[Saved entries]
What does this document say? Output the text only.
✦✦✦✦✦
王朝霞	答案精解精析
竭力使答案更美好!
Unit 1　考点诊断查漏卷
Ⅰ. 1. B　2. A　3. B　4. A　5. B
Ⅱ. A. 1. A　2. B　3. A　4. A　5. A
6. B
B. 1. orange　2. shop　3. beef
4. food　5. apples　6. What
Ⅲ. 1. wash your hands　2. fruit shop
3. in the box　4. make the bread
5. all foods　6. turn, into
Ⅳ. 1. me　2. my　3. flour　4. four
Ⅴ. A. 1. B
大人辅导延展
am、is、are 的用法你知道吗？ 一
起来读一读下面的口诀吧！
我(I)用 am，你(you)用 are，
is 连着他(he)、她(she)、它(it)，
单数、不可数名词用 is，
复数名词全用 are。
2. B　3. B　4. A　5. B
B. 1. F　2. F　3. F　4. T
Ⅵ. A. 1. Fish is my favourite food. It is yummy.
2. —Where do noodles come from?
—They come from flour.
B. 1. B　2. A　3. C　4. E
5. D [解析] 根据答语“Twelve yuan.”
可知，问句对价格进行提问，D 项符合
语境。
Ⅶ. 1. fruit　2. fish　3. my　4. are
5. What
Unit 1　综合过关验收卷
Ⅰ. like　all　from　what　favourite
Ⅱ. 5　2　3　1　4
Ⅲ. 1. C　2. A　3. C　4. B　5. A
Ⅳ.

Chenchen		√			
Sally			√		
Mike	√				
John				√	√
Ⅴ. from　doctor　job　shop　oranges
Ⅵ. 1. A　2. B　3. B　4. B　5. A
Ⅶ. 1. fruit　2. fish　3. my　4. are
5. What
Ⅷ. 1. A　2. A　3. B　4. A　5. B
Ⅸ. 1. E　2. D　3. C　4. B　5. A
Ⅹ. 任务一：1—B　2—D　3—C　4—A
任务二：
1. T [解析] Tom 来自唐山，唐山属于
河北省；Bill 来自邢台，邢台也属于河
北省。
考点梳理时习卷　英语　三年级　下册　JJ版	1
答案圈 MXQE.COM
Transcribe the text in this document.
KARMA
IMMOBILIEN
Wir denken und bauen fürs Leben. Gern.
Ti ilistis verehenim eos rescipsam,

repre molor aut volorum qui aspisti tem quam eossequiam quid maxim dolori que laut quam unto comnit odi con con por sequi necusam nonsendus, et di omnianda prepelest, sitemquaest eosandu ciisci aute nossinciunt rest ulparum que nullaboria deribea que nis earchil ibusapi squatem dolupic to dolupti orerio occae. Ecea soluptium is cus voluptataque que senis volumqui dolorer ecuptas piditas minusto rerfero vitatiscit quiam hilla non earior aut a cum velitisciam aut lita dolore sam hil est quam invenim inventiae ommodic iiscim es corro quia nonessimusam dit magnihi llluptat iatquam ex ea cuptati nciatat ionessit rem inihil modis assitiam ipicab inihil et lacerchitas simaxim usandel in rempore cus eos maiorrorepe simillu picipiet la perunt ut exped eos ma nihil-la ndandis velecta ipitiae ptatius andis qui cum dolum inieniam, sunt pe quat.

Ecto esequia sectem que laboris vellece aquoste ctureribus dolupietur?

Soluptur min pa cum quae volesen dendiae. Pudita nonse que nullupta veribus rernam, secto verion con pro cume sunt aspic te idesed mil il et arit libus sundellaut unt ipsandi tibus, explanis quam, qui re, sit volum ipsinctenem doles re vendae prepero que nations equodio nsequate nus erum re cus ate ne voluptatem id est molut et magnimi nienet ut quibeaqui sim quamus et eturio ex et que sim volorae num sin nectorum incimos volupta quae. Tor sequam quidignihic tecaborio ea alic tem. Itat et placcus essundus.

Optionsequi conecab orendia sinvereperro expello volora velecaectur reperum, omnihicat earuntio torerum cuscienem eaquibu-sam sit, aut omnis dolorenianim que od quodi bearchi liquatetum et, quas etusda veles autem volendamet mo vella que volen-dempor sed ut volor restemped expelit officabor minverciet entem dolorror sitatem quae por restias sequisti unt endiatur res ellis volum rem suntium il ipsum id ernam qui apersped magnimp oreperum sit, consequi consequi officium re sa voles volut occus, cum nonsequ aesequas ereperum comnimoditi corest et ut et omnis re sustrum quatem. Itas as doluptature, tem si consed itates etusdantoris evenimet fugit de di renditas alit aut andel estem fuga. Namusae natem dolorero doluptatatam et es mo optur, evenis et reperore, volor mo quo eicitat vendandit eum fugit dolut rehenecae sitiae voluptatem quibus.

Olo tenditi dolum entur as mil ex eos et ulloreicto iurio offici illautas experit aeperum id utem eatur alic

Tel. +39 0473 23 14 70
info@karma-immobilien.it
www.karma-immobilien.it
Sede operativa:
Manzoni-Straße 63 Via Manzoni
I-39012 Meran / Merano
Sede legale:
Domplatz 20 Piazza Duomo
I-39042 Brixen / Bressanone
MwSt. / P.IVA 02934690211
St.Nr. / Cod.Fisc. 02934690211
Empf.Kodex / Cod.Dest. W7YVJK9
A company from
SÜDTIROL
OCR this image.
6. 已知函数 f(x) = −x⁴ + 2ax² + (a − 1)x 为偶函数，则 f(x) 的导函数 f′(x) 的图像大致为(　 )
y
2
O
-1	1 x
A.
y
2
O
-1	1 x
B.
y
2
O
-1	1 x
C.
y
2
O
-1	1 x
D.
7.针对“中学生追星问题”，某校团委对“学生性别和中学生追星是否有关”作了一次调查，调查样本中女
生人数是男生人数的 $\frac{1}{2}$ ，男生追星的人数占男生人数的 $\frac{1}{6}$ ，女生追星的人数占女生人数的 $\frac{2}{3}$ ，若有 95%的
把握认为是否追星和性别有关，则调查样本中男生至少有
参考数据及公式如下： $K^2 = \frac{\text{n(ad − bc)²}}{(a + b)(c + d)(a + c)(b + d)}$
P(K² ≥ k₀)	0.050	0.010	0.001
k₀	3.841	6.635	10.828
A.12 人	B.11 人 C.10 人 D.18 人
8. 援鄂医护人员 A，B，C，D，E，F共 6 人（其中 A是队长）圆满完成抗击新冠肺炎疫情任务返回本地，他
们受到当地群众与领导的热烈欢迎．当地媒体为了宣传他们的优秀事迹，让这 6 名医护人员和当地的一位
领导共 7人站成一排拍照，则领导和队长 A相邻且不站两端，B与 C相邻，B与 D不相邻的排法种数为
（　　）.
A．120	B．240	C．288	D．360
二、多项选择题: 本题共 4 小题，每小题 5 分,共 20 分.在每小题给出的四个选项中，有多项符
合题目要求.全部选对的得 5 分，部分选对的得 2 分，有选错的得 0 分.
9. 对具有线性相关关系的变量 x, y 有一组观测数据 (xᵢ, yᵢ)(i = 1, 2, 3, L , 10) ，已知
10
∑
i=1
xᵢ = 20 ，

§ **What the task requires**
All of the lines above need to be given again exactly.

§ **Full answer**
What does this document say? Output the text only.
✦✦✦✦✦
王朝霞	答案精解精析
竭力使答案更美好!
Unit 1　考点诊断查漏卷
Ⅰ. 1. B　2. A　3. B　4. A　5. B
Ⅱ. A. 1. A　2. B　3. A　4. A　5. A
6. B
B. 1. orange　2. shop　3. beef
4. food　5. apples　6. What
Ⅲ. 1. wash your hands　2. fruit shop
3. in the box　4. make the bread
5. all foods　6. turn, into
Ⅳ. 1. me　2. my　3. flour　4. four
Ⅴ. A. 1. B
大人辅导延展
am、is、are 的用法你知道吗？ 一
起来读一读下面的口诀吧！
我(I)用 am，你(you)用 are，
is 连着他(he)、她(she)、它(it)，
单数、不可数名词用 is，
复数名词全用 are。
2. B　3. B　4. A　5. B
B. 1. F　2. F　3. F　4. T
Ⅵ. A. 1. Fish is my favourite food. It is yummy.
2. —Where do noodles come from?
—They come from flour.
B. 1. B　2. A　3. C　4. E
5. D [解析] 根据答语“Twelve yuan.”
可知，问句对价格进行提问，D 项符合
语境。
Ⅶ. 1. fruit　2. fish　3. my　4. are
5. What
Unit 1　综合过关验收卷
Ⅰ. like　all　from　what　favourite
Ⅱ. 5　2　3　1　4
Ⅲ. 1. C　2. A　3. C　4. B　5. A
Ⅳ.

Chenchen		√			
Sally			√		
Mike	√				
John				√	√
Ⅴ. from　doctor　job　shop　oranges
Ⅵ. 1. A　2. B　3. B　4. B　5. A
Ⅶ. 1. fruit　2. fish　3. my　4. are
5. What
Ⅷ. 1. A　2. A　3. B　4. A　5. B
Ⅸ. 1. E　2. D　3. C　4. B　5. A
Ⅹ. 任务一：1—B　2—D　3—C　4—A
任务二：
1. T [解析] Tom 来自唐山，唐山属于
河北省；Bill 来自邢台，邢台也属于河
北省。
考点梳理时习卷　英语　三年级　下册　JJ版	1
答案圈 MXQE.COM
Transcribe the text in this document.
KARMA
IMMOBILIEN
Wir denken und bauen fürs Leben. Gern.
Ti ilistis verehenim eos rescipsam,

repre molor aut volorum qui aspisti tem quam eossequiam quid maxim dolori que laut quam unto comnit odi con con por sequi necusam nonsendus, et di omnianda prepelest, sitemquaest eosandu ciisci aute nossinciunt rest ulparum que nullaboria deribea que nis earchil ibusapi squatem dolupic to dolupti orerio occae. Ecea soluptium is cus voluptataque que senis volumqui dolorer ecuptas piditas minusto rerfero vitatiscit quiam hilla non earior aut a cum velitisciam aut lita dolore sam hil est quam invenim inventiae ommodic iiscim es corro quia nonessimusam dit magnihi llluptat iatquam ex ea cuptati nciatat ionessit rem inihil modis assitiam ipicab inihil et lacerchitas simaxim usandel in rempore cus eos maiorrorepe simillu picipiet la perunt ut exped eos ma nihil-la ndandis velecta ipitiae ptatius andis qui cum dolum inieniam, sunt pe quat.

Ecto esequia sectem que laboris vellece aquoste ctureribus dolupietur?

Soluptur min pa cum quae volesen dendiae. Pudita nonse que nullupta veribus rernam, secto verion con pro cume sunt aspic te idesed mil il et arit libus sundellaut unt ipsandi tibus, explanis quam, qui re, sit volum ipsinctenem doles re vendae prepero que nations equodio nsequate nus erum re cus ate ne voluptatem id est molut et magnimi nienet ut quibeaqui sim quamus et eturio ex et que sim volorae num sin nectorum incimos volupta quae. Tor sequam quidignihic tecaborio ea alic tem. Itat et placcus essundus.

Optionsequi conecab orendia sinvereperro expello volora velecaectur reperum, omnihicat earuntio torerum cuscienem eaquibu-sam sit, aut omnis dolorenianim que od quodi bearchi liquatetum et, quas etusda veles autem volendamet mo vella que volen-dempor sed ut volor restemped expelit officabor minverciet entem dolorror sitatem quae por restias sequisti unt endiatur res ellis volum rem suntium il ipsum id ernam qui apersped magnimp oreperum sit, consequi consequi officium re sa voles volut occus, cum nonsequ aesequas ereperum comnimoditi corest et ut et omnis re sustrum quatem. Itas as doluptature, tem si consed itates etusdantoris evenimet fugit de di renditas alit aut andel estem fuga. Namusae natem dolorero doluptatatam et es mo optur, evenis et reperore, volor mo quo eicitat vendandit eum fugit dolut rehenecae sitiae voluptatem quibus.

Olo tenditi dolum entur as mil ex eos et ulloreicto iurio offici illautas experit aeperum id utem eatur alic

Tel. +39 0473 23 14 70
info@karma-immobilien.it
www.karma-immobilien.it
Sede operativa:
Manzoni-Straße 63 Via Manzoni
I-39012 Meran / Merano
Sede legale:
Domplatz 20 Piazza Duomo
I-39042 Brixen / Bressanone
MwSt. / P.IVA 02934690211
St.Nr. / Cod.Fisc. 02934690211
Empf.Kodex / Cod.Dest. W7YVJK9
A company from
SÜDTIROL
OCR this image.
6. 已知函数 f(x) = −x⁴ + 2ax² + (a − 1)x 为偶函数，则 f(x) 的导函数 f′(x) 的图像大致为(　 )
y
2
O
-1	1 x
A.
y
2
O
-1	1 x
B.
y
2
O
-1	1 x
C.
y
2
O
-1	1 x
D.
7.针对“中学生追星问题”，某校团委对“学生性别和中学生追星是否有关”作了一次调查，调查样本中女
生人数是男生人数的 $\frac{1}{2}$ ，男生追星的人数占男生人数的 $\frac{1}{6}$ ，女生追星的人数占女生人数的 $\frac{2}{3}$ ，若有 95%的
把握认为是否追星和性别有关，则调查样本中男生至少有
参考数据及公式如下： $K^2 = \frac{\text{n(ad − bc)²}}{(a + b)(c + d)(a + c)(b + d)}$
P(K² ≥ k₀)	0.050	0.010	0.001
k₀	3.841	6.635	10.828
A.12 人	B.11 人 C.10 人 D.18 人
8. 援鄂医护人员 A，B，C，D，E，F共 6 人（其中 A是队长）圆满完成抗击新冠肺炎疫情任务返回本地，他
们受到当地群众与领导的热烈欢迎．当地媒体为了宣传他们的优秀事迹，让这 6 名医护人员和当地的一位
领导共 7人站成一排拍照，则领导和队长 A相邻且不站两端，B与 C相邻，B与 D不相邻的排法种数为
（　　）.
A．120	B．240	C．288	D．360
二、多项选择题: 本题共 4 小题，每小题 5 分,共 20 分.在每小题给出的四个选项中，有多项符
合题目要求.全部选对的得 5 分，部分选对的得 2 分，有选错的得 0 分.
9. 对具有线性相关关系的变量 x, y 有一组观测数据 (xᵢ, yᵢ)(i = 1, 2, 3, L , 10) ，已知
10
∑
i=1
xᵢ = 20 ，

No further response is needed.